**Source document**
** begin **

Red and Ava moved to her sister and brother-in-law, Mural and Jess’ farm in Springfield. They had a place of their own there, called the Chicken House. It was a little white two room bungalow that had been used as a chicken coop at one time. The chickens had been moved out and Ava scrubbed it clean. Louis planted turnips on the side of the house and that’s what they lived on the few months they were there. Boiled turnips, mashed turnips, fried turnips, turnip greens, baked turnips, barbecued turnips, and even turnip sandwiches. After the Chicken House, Red and Ava moved to the Bennett Place in Bois D’Arc, Missouri. That was about 1936. The Depression and the drought had caused wages to go down and Red worked on the farm for 50 cents per day. On April 9, 1936, Louis and Ava’s first child, James Dauphus (J.D.) was born.

** end **

**Collected material**

** begin **

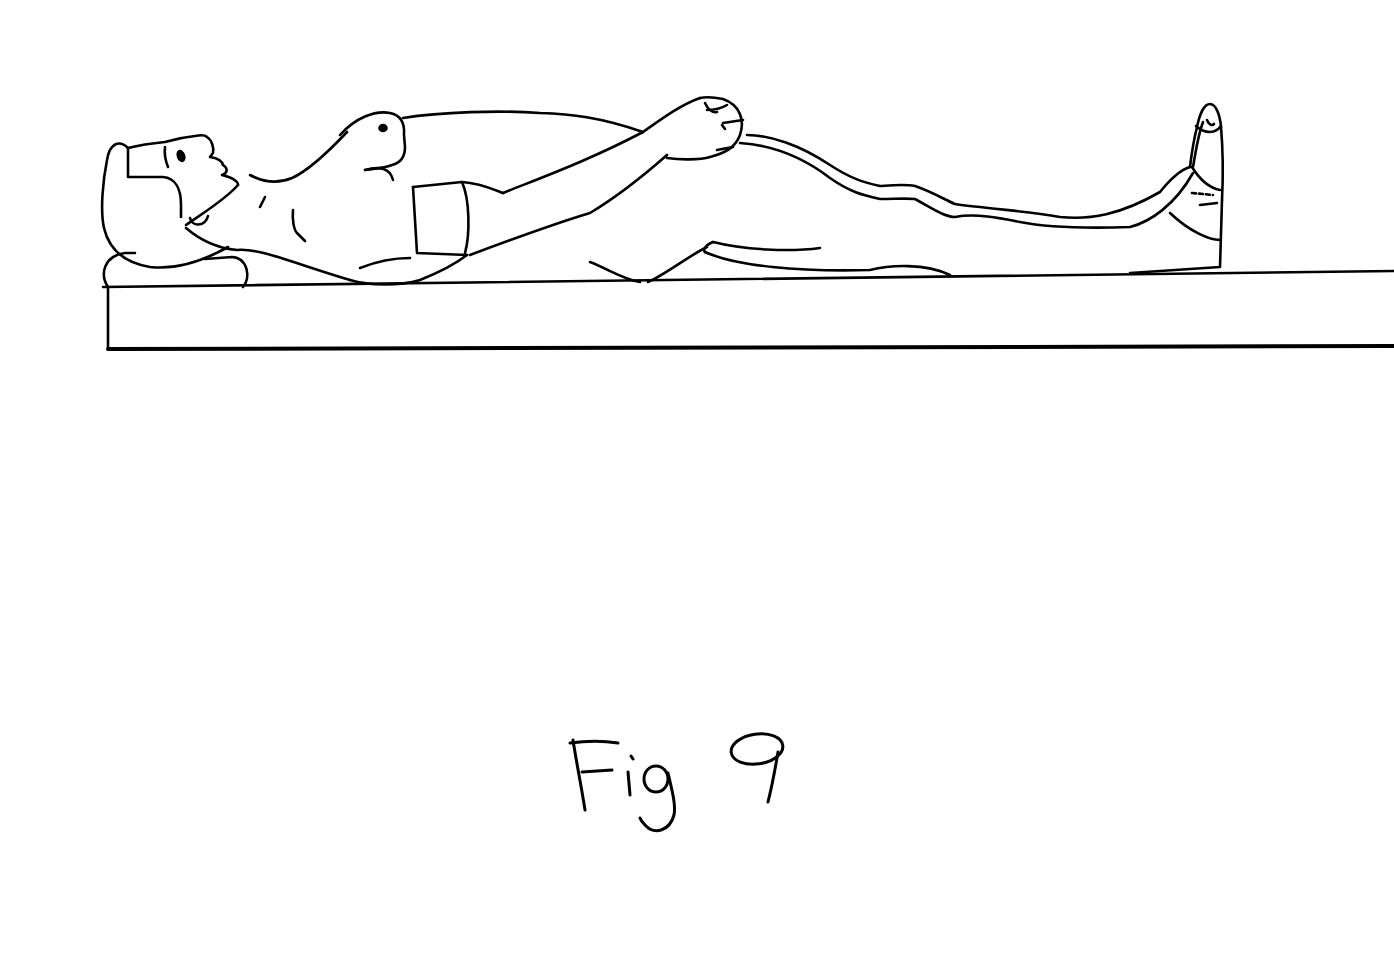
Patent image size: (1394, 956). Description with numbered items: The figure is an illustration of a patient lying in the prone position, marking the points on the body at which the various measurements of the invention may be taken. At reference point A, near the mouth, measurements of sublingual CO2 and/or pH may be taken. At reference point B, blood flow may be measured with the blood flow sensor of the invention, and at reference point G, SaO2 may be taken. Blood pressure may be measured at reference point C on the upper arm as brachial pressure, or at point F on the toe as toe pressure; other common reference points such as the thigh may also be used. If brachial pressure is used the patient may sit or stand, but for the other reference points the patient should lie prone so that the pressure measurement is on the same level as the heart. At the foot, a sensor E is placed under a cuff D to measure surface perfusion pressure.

** end **

**Problem set**
A) Answer these questions about the passage on Red and Ava's early years:
(i) What had the Chicken House been used as at one time?
(ii) How much did Red earn per day working on the farm at the Bennett Place?
(iii) On what date was James Dauphus (J.D.) born?
B) Continue the passage about Red and Ava's early years, beginning after its last sentence.

**Exercise results**
A)
(i) A chicken coop
(ii) 50 cents per day
(iii) April 9, 1936

B)
In 1937, Red received letters from his sister, Florence and her husband Harvey, out in California, telling him there were plenty of jobs and that a man could make thirty-five to forty dollars per week. That was over ten times what he was earning! He wrote Florence back and told her if he had twenty-five dollars he’d be out there in a minute. Not long after that he got a letter with twenty-five dollars in it. He went to Springfield, bought a bus ticket for $24.75, and was bound for San Bernardino Valley in California. He had to leave Ava and J.D. behind, but sent for them a few months later.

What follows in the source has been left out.